[Instructions to follow] Reproduce each line bearing the word "обычно".

[Supplied data]

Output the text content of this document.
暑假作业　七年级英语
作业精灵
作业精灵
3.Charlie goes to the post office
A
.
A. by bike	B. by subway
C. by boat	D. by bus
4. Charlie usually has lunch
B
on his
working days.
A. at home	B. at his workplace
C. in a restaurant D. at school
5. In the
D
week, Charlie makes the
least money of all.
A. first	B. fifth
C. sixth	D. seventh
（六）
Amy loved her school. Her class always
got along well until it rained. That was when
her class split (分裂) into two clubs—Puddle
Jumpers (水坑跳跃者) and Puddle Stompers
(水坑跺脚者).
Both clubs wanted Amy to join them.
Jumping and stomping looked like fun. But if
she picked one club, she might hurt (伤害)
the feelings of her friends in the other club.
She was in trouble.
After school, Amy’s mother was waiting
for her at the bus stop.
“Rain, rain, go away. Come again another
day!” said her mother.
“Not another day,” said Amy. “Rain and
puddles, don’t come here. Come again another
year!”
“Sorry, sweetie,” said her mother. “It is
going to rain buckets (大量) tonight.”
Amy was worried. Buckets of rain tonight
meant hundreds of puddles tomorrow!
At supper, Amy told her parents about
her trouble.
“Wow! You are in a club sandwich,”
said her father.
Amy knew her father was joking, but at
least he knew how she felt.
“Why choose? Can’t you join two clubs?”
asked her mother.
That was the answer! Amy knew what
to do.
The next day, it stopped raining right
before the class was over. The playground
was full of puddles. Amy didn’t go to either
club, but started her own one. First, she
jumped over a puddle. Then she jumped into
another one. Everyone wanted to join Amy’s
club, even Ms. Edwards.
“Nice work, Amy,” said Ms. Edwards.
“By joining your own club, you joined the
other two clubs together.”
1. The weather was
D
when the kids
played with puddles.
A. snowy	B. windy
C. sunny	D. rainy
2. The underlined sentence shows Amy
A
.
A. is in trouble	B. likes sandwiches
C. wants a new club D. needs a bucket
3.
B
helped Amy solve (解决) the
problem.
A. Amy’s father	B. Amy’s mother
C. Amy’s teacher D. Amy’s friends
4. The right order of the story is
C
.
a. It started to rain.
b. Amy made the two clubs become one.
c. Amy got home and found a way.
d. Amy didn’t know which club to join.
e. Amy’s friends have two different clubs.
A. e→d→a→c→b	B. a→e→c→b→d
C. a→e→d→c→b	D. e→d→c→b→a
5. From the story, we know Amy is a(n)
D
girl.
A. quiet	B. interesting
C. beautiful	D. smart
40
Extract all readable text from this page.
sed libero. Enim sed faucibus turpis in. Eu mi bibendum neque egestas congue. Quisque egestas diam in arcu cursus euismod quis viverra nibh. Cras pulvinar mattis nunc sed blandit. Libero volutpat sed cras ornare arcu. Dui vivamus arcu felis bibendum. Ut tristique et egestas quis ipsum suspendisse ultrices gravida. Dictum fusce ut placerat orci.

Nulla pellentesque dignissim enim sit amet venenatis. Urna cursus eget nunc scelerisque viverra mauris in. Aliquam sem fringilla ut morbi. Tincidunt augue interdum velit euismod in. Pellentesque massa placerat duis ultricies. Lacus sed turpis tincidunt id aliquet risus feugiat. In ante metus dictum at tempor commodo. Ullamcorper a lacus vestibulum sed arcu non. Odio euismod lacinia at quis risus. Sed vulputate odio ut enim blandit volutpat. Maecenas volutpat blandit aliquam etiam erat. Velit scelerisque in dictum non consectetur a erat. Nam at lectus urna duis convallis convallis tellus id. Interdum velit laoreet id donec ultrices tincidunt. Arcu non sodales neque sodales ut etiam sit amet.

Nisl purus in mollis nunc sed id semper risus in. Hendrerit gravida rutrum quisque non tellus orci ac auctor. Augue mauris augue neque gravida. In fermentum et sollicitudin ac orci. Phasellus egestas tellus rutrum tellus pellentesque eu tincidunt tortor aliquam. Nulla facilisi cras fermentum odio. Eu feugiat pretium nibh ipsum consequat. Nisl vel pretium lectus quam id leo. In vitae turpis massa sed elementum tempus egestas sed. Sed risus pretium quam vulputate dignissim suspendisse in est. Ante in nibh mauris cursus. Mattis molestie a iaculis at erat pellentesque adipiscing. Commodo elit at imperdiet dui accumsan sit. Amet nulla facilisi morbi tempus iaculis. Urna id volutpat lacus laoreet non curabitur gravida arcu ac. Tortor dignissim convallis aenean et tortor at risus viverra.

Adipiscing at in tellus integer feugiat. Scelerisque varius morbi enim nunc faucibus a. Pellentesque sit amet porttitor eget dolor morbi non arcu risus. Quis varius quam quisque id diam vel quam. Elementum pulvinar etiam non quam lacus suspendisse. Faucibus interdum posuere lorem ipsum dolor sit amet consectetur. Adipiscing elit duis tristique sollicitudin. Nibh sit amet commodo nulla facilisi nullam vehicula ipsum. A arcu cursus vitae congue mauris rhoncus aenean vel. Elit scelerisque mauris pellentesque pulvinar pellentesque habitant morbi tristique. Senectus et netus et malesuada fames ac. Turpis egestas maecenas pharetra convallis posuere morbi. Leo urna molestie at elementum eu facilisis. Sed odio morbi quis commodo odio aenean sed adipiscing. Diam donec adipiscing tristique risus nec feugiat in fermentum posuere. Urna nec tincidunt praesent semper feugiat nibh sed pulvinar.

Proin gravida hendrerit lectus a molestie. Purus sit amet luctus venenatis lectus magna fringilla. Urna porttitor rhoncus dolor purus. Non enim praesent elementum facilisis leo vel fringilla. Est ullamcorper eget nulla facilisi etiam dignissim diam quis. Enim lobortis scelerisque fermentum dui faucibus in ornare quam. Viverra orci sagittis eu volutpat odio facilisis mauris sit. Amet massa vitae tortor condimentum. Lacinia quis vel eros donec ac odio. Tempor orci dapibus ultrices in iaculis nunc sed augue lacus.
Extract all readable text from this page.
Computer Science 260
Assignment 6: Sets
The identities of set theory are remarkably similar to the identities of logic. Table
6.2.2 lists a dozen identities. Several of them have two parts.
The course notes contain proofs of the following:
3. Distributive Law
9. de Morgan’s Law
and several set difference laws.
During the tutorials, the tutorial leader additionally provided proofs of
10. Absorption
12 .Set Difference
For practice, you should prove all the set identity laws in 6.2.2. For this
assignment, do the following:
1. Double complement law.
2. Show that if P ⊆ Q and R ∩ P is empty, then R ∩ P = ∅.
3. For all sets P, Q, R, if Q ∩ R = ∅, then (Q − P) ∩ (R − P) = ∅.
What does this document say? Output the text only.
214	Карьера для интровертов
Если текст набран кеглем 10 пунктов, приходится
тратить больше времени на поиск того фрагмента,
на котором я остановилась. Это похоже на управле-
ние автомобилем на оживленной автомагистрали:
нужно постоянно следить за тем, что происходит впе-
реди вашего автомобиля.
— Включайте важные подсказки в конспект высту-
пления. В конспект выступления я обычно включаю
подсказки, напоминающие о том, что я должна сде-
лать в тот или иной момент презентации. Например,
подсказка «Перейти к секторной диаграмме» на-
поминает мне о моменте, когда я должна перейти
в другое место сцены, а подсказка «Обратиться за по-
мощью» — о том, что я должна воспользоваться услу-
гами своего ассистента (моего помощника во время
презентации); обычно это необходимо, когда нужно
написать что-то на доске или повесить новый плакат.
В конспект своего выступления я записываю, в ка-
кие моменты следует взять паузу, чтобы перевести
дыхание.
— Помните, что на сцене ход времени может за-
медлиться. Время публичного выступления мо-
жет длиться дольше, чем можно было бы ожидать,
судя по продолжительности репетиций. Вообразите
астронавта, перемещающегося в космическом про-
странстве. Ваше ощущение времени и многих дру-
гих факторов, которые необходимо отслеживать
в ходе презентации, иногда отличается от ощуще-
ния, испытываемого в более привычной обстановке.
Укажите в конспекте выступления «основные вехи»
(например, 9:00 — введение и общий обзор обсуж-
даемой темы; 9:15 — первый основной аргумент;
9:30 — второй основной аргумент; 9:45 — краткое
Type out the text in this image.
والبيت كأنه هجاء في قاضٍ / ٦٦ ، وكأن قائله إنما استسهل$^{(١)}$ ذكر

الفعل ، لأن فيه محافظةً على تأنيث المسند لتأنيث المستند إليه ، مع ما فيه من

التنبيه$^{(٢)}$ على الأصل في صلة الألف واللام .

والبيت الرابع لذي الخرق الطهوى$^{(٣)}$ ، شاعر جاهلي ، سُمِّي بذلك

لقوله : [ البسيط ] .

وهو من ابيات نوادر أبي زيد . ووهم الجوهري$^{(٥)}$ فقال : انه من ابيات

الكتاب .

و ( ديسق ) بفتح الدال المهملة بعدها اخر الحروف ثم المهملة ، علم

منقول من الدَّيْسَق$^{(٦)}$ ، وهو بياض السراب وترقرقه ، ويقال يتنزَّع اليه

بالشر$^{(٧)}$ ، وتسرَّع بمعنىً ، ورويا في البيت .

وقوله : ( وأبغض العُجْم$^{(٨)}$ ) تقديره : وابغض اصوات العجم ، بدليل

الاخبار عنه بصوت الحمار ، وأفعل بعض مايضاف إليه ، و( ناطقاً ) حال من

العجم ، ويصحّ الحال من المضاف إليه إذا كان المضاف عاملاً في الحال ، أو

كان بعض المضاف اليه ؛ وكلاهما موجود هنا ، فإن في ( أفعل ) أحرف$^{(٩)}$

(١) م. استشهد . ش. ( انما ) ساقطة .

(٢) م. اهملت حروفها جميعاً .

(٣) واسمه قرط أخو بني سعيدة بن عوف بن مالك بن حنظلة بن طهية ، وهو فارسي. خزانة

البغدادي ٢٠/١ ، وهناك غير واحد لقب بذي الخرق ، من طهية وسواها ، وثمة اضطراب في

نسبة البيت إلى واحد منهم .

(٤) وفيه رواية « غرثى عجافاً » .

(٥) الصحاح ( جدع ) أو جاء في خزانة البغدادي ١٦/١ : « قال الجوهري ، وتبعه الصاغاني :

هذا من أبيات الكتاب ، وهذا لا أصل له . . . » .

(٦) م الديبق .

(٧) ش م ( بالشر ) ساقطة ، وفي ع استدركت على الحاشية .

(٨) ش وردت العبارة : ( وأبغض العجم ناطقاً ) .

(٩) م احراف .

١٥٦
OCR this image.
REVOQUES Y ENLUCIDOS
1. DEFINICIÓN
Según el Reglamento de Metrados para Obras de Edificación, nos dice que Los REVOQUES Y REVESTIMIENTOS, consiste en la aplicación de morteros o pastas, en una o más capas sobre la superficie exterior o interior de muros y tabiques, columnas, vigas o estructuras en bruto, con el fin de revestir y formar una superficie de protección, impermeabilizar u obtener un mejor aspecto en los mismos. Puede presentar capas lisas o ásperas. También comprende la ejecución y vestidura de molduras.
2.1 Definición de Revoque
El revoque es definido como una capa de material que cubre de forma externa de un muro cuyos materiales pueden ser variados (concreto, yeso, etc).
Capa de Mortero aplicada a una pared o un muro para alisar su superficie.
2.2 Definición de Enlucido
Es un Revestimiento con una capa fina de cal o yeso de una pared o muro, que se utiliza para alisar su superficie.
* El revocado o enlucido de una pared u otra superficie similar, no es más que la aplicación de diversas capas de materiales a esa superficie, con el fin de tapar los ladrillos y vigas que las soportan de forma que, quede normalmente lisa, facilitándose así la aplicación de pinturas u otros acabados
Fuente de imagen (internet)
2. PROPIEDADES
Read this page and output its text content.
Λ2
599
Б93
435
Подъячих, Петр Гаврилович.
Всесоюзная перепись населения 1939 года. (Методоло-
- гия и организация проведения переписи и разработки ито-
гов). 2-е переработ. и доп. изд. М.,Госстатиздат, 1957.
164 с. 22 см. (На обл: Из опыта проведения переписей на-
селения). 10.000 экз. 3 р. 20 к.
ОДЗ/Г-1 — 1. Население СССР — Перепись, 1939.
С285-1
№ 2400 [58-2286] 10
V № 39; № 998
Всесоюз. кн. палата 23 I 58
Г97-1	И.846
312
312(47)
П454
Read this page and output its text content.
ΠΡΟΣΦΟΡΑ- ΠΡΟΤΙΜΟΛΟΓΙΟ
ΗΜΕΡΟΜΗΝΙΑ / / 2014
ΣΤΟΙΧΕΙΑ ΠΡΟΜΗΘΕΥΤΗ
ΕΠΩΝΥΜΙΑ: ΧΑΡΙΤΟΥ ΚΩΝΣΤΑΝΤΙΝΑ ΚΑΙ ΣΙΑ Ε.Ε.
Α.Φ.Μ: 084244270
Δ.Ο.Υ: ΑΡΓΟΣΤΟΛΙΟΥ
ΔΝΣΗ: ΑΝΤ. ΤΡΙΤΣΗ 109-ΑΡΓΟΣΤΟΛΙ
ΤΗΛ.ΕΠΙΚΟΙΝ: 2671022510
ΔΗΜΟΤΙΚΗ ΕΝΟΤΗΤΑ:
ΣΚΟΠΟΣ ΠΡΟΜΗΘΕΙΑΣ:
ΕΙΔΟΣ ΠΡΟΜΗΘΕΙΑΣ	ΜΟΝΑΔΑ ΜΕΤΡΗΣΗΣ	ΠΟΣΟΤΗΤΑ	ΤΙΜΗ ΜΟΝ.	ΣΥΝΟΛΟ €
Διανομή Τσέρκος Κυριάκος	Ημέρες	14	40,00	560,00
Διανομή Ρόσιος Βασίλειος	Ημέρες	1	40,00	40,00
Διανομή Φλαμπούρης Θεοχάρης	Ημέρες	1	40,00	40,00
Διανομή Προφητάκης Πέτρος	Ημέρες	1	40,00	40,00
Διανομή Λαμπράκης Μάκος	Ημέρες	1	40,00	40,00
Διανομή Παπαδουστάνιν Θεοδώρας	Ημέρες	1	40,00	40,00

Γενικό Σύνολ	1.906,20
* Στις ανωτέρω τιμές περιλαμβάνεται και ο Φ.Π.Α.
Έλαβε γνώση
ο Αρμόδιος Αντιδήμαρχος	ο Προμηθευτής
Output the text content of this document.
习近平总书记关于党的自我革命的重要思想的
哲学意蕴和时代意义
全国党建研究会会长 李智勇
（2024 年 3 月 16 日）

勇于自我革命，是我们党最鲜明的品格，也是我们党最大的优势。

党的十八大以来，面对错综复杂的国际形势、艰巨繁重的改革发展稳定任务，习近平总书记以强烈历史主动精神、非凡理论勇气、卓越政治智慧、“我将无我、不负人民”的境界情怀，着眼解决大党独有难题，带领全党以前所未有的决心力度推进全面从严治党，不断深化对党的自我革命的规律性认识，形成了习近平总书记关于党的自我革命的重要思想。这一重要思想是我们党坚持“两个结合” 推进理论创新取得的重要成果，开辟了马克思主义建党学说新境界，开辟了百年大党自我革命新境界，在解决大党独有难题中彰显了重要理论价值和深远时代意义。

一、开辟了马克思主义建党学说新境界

[Response to the task]
пления. В конспект выступления я обычно включаю
презентации); обычно это необходимо, когда нужно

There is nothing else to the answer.